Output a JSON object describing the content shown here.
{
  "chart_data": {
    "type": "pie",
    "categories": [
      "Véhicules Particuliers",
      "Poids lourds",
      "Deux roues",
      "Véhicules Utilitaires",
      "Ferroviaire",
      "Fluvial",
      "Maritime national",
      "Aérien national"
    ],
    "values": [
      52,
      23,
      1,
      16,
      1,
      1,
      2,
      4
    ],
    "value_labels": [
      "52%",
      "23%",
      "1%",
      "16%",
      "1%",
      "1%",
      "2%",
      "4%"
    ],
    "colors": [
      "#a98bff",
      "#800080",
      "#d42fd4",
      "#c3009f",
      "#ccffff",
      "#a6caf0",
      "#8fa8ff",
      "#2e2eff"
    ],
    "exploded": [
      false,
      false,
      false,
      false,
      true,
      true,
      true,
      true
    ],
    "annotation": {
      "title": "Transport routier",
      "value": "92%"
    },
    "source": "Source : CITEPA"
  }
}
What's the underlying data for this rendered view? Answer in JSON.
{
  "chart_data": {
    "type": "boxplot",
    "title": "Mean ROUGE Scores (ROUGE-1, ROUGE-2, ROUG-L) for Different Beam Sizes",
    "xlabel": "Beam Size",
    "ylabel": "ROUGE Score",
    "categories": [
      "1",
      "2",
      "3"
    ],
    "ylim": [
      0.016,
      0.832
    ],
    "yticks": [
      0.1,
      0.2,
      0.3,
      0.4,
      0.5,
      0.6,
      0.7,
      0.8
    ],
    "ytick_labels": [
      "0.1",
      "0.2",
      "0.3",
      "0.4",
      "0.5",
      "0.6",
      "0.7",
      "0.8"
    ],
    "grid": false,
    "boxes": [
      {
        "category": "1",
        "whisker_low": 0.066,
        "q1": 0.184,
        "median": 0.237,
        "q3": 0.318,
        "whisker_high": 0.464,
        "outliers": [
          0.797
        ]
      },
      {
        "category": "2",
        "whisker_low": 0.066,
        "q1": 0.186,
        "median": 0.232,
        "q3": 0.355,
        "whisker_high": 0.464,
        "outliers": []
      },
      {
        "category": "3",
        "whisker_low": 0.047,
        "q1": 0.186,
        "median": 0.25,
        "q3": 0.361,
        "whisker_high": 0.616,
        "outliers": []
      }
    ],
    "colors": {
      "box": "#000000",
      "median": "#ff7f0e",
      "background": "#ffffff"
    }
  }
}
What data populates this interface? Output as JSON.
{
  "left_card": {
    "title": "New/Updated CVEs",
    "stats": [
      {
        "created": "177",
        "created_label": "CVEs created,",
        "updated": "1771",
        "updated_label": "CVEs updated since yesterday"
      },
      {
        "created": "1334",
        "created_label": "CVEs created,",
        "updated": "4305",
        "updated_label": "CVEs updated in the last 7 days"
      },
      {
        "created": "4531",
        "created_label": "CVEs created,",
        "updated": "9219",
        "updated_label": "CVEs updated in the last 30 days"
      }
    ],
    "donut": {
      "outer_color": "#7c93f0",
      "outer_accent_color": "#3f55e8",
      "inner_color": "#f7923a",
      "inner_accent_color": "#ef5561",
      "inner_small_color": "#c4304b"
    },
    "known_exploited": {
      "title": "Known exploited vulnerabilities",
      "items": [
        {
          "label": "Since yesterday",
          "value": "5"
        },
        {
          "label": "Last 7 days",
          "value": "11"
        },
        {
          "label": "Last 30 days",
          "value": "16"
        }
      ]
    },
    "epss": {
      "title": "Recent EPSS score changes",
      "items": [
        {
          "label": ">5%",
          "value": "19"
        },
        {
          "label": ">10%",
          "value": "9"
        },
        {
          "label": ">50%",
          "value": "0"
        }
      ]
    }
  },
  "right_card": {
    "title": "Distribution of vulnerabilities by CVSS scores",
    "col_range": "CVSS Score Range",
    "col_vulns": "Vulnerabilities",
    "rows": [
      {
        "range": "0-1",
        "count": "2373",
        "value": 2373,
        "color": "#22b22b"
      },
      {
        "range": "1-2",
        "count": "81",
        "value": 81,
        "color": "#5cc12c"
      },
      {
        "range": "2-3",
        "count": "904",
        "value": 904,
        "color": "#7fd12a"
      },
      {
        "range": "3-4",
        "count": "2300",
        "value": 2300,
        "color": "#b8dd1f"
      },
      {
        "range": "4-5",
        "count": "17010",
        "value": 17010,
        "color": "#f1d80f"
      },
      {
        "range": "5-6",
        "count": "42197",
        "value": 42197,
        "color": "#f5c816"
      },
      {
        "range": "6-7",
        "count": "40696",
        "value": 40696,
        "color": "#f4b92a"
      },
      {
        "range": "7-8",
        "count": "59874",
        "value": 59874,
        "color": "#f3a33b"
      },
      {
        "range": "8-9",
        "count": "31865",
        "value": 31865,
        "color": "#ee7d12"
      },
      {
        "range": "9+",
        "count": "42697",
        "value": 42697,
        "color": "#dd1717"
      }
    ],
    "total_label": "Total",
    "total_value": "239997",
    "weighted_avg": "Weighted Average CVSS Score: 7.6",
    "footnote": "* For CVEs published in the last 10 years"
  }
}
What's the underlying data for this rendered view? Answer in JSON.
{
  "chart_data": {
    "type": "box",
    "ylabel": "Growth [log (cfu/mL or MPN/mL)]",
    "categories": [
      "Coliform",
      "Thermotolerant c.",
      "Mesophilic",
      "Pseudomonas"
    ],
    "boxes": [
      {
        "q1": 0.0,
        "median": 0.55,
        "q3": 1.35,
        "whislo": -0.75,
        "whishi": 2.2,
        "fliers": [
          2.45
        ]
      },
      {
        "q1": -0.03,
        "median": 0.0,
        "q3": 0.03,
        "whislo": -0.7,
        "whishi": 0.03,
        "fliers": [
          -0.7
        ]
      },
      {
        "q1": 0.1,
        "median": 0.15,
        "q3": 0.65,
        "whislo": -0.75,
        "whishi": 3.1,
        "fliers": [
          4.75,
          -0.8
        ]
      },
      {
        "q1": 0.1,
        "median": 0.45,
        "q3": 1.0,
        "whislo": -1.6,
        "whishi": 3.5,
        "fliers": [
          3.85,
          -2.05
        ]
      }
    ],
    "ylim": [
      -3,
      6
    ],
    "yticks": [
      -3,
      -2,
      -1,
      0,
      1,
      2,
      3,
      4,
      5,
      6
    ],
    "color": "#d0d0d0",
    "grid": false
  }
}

|---|

▶ Instructions to follow: Your task is to reproduce all of the records exactly.

▶ Result of the exercise:
Output a JSON object describing the content shown here.
{
  "chart_data": {
    "type": "pie",
    "categories": [
      "Véhicules Particuliers",
      "Poids lourds",
      "Deux roues",
      "Véhicules Utilitaires",
      "Ferroviaire",
      "Fluvial",
      "Maritime national",
      "Aérien national"
    ],
    "values": [
      52,
      23,
      1,
      16,
      1,
      1,
      2,
      4
    ],
    "value_labels": [
      "52%",
      "23%",
      "1%",
      "16%",
      "1%",
      "1%",
      "2%",
      "4%"
    ],
    "colors": [
      "#a98bff",
      "#800080",
      "#d42fd4",
      "#c3009f",
      "#ccffff",
      "#a6caf0",
      "#8fa8ff",
      "#2e2eff"
    ],
    "exploded": [
      false,
      false,
      false,
      false,
      true,
      true,
      true,
      true
    ],
    "annotation": {
      "title": "Transport routier",
      "value": "92%"
    },
    "source": "Source : CITEPA"
  }
}
What's the underlying data for this rendered view? Answer in JSON.
{
  "chart_data": {
    "type": "boxplot",
    "title": "Mean ROUGE Scores (ROUGE-1, ROUGE-2, ROUG-L) for Different Beam Sizes",
    "xlabel": "Beam Size",
    "ylabel": "ROUGE Score",
    "categories": [
      "1",
      "2",
      "3"
    ],
    "ylim": [
      0.016,
      0.832
    ],
    "yticks": [
      0.1,
      0.2,
      0.3,
      0.4,
      0.5,
      0.6,
      0.7,
      0.8
    ],
    "ytick_labels": [
      "0.1",
      "0.2",
      "0.3",
      "0.4",
      "0.5",
      "0.6",
      "0.7",
      "0.8"
    ],
    "grid": false,
    "boxes": [
      {
        "category": "1",
        "whisker_low": 0.066,
        "q1": 0.184,
        "median": 0.237,
        "q3": 0.318,
        "whisker_high": 0.464,
        "outliers": [
          0.797
        ]
      },
      {
        "category": "2",
        "whisker_low": 0.066,
        "q1": 0.186,
        "median": 0.232,
        "q3": 0.355,
        "whisker_high": 0.464,
        "outliers": []
      },
      {
        "category": "3",
        "whisker_low": 0.047,
        "q1": 0.186,
        "median": 0.25,
        "q3": 0.361,
        "whisker_high": 0.616,
        "outliers": []
      }
    ],
    "colors": {
      "box": "#000000",
      "median": "#ff7f0e",
      "background": "#ffffff"
    }
  }
}
What data populates this interface? Output as JSON.
{
  "left_card": {
    "title": "New/Updated CVEs",
    "stats": [
      {
        "created": "177",
        "created_label": "CVEs created,",
        "updated": "1771",
        "updated_label": "CVEs updated since yesterday"
      },
      {
        "created": "1334",
        "created_label": "CVEs created,",
        "updated": "4305",
        "updated_label": "CVEs updated in the last 7 days"
      },
      {
        "created": "4531",
        "created_label": "CVEs created,",
        "updated": "9219",
        "updated_label": "CVEs updated in the last 30 days"
      }
    ],
    "donut": {
      "outer_color": "#7c93f0",
      "outer_accent_color": "#3f55e8",
      "inner_color": "#f7923a",
      "inner_accent_color": "#ef5561",
      "inner_small_color": "#c4304b"
    },
    "known_exploited": {
      "title": "Known exploited vulnerabilities",
      "items": [
        {
          "label": "Since yesterday",
          "value": "5"
        },
        {
          "label": "Last 7 days",
          "value": "11"
        },
        {
          "label": "Last 30 days",
          "value": "16"
        }
      ]
    },
    "epss": {
      "title": "Recent EPSS score changes",
      "items": [
        {
          "label": ">5%",
          "value": "19"
        },
        {
          "label": ">10%",
          "value": "9"
        },
        {
          "label": ">50%",
          "value": "0"
        }
      ]
    }
  },
  "right_card": {
    "title": "Distribution of vulnerabilities by CVSS scores",
    "col_range": "CVSS Score Range",
    "col_vulns": "Vulnerabilities",
    "rows": [
      {
        "range": "0-1",
        "count": "2373",
        "value": 2373,
        "color": "#22b22b"
      },
      {
        "range": "1-2",
        "count": "81",
        "value": 81,
        "color": "#5cc12c"
      },
      {
        "range": "2-3",
        "count": "904",
        "value": 904,
        "color": "#7fd12a"
      },
      {
        "range": "3-4",
        "count": "2300",
        "value": 2300,
        "color": "#b8dd1f"
      },
      {
        "range": "4-5",
        "count": "17010",
        "value": 17010,
        "color": "#f1d80f"
      },
      {
        "range": "5-6",
        "count": "42197",
        "value": 42197,
        "color": "#f5c816"
      },
      {
        "range": "6-7",
        "count": "40696",
        "value": 40696,
        "color": "#f4b92a"
      },
      {
        "range": "7-8",
        "count": "59874",
        "value": 59874,
        "color": "#f3a33b"
      },
      {
        "range": "8-9",
        "count": "31865",
        "value": 31865,
        "color": "#ee7d12"
      },
      {
        "range": "9+",
        "count": "42697",
        "value": 42697,
        "color": "#dd1717"
      }
    ],
    "total_label": "Total",
    "total_value": "239997",
    "weighted_avg": "Weighted Average CVSS Score: 7.6",
    "footnote": "* For CVEs published in the last 10 years"
  }
}
What's the underlying data for this rendered view? Answer in JSON.
{
  "chart_data": {
    "type": "box",
    "ylabel": "Growth [log (cfu/mL or MPN/mL)]",
    "categories": [
      "Coliform",
      "Thermotolerant c.",
      "Mesophilic",
      "Pseudomonas"
    ],
    "boxes": [
      {
        "q1": 0.0,
        "median": 0.55,
        "q3": 1.35,
        "whislo": -0.75,
        "whishi": 2.2,
        "fliers": [
          2.45
        ]
      },
      {
        "q1": -0.03,
        "median": 0.0,
        "q3": 0.03,
        "whislo": -0.7,
        "whishi": 0.03,
        "fliers": [
          -0.7
        ]
      },
      {
        "q1": 0.1,
        "median": 0.15,
        "q3": 0.65,
        "whislo": -0.75,
        "whishi": 3.1,
        "fliers": [
          4.75,
          -0.8
        ]
      },
      {
        "q1": 0.1,
        "median": 0.45,
        "q3": 1.0,
        "whislo": -1.6,
        "whishi": 3.5,
        "fliers": [
          3.85,
          -2.05
        ]
      }
    ],
    "ylim": [
      -3,
      6
    ],
    "yticks": [
      -3,
      -2,
      -1,
      0,
      1,
      2,
      3,
      4,
      5,
      6
    ],
    "color": "#d0d0d0",
    "grid": false
  }
}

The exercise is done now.